— WORK TO COMPLETE —
Which lines below hold the word "Iteration"? Copy all of them.

Rows from a figure dataset
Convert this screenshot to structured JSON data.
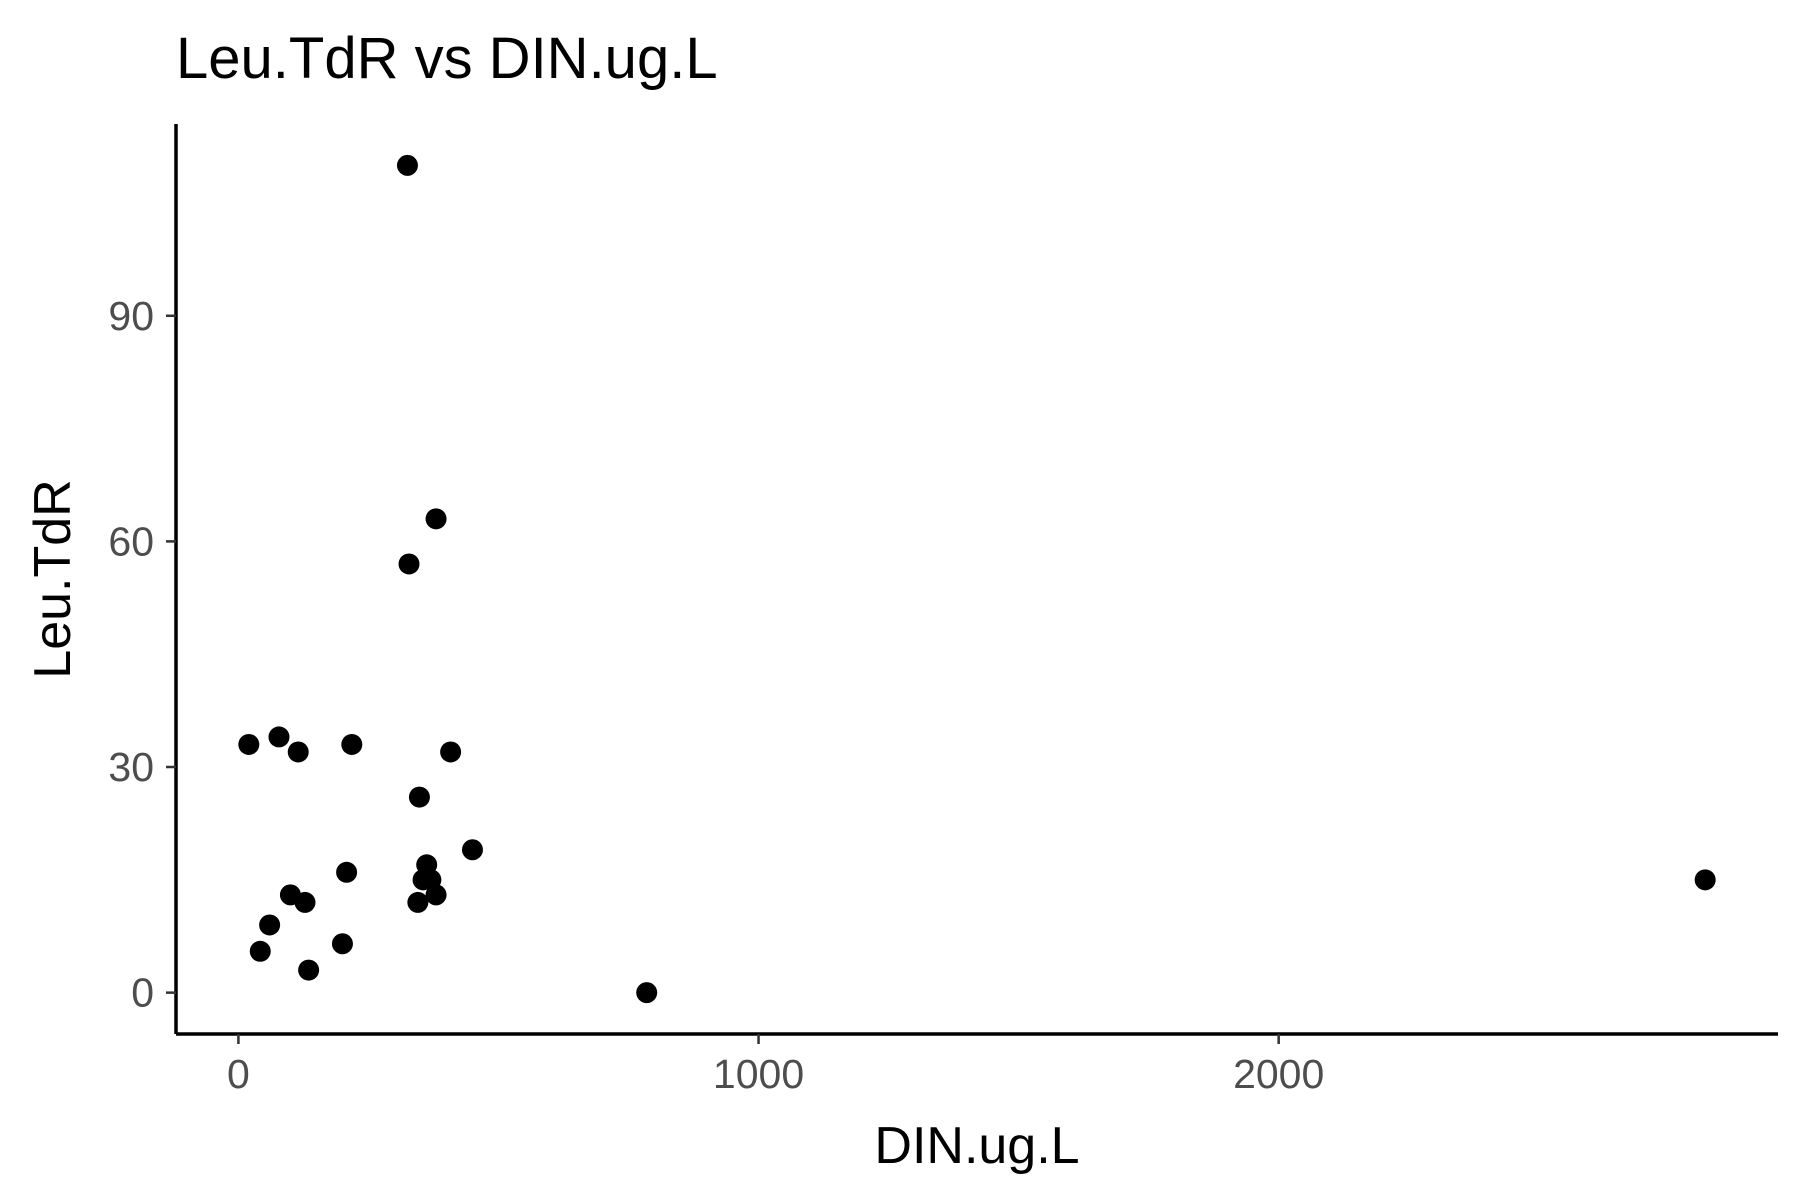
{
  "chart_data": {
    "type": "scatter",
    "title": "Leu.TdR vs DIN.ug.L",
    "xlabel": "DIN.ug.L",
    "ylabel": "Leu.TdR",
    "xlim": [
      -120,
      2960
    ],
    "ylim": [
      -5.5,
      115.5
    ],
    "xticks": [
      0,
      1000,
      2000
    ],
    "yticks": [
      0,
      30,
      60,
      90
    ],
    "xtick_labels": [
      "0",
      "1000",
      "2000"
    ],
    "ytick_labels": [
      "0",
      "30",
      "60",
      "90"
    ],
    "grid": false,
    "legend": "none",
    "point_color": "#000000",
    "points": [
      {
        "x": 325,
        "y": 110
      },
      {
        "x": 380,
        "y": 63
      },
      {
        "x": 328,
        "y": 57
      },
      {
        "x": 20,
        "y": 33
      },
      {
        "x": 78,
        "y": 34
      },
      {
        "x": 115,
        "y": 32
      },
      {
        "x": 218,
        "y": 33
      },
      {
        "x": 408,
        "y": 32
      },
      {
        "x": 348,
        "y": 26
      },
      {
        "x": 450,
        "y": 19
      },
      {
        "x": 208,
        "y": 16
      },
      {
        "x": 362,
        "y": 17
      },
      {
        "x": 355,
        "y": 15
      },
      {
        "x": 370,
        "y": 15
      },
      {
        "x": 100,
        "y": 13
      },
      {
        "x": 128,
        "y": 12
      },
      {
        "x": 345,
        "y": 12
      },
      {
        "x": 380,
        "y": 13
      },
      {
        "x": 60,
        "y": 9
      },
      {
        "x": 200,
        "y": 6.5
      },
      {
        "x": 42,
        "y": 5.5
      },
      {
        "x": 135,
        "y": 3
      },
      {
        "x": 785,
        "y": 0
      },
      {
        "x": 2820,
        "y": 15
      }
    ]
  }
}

--

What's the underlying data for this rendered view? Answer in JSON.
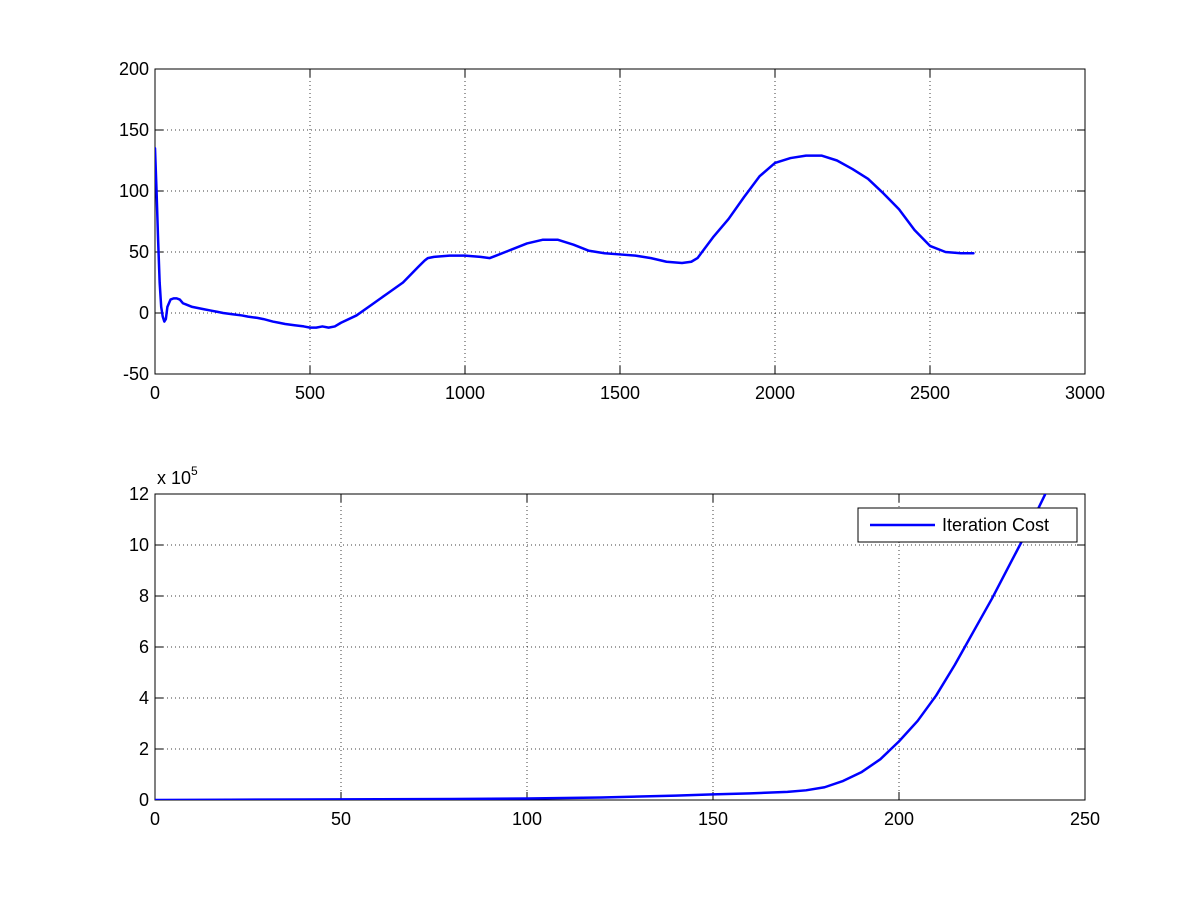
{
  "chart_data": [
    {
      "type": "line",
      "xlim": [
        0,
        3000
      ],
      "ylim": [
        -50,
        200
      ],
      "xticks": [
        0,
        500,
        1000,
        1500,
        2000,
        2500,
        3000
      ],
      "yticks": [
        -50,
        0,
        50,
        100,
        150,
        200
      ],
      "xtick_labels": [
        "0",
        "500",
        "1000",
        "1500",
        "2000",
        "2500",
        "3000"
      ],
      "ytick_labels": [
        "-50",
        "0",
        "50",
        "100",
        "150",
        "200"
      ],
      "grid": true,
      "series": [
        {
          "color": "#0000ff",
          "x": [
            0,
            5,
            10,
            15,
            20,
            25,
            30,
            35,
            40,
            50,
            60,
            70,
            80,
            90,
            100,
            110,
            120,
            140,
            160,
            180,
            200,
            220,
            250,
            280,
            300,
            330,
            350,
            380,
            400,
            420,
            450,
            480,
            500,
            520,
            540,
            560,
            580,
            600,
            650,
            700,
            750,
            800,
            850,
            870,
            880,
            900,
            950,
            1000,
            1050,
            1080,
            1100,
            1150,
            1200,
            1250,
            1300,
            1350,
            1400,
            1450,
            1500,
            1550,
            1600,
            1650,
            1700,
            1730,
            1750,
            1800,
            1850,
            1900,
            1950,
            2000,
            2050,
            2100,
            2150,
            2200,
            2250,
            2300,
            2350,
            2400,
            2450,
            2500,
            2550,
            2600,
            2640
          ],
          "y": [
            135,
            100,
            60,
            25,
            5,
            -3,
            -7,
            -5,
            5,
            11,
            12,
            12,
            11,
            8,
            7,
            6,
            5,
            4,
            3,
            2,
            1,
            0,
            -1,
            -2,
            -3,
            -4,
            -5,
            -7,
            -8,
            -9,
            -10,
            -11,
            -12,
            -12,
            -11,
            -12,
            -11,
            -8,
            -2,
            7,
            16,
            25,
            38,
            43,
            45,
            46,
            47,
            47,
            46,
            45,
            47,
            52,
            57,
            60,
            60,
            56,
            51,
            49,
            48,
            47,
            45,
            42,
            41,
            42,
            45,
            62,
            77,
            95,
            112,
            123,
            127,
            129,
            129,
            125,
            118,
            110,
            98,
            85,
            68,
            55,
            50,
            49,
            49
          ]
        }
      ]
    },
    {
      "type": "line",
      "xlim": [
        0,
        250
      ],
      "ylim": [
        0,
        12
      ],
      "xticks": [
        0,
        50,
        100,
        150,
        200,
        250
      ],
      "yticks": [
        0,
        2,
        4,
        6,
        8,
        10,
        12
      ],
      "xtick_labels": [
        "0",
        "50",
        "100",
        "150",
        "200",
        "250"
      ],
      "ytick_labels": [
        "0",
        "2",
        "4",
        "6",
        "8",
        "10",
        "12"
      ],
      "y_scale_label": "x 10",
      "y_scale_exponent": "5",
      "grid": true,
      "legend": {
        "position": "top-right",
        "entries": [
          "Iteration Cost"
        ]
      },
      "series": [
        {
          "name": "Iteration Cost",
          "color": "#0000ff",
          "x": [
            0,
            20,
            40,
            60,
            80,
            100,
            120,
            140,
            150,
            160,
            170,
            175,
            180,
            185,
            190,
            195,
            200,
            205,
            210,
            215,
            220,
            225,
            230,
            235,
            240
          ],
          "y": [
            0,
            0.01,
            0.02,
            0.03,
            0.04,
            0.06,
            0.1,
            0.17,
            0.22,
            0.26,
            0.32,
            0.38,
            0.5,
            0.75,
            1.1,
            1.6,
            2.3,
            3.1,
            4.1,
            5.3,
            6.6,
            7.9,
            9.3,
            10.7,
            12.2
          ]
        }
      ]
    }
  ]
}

— THE RESULT —
          "Iteration Cost"
          "name": "Iteration Cost",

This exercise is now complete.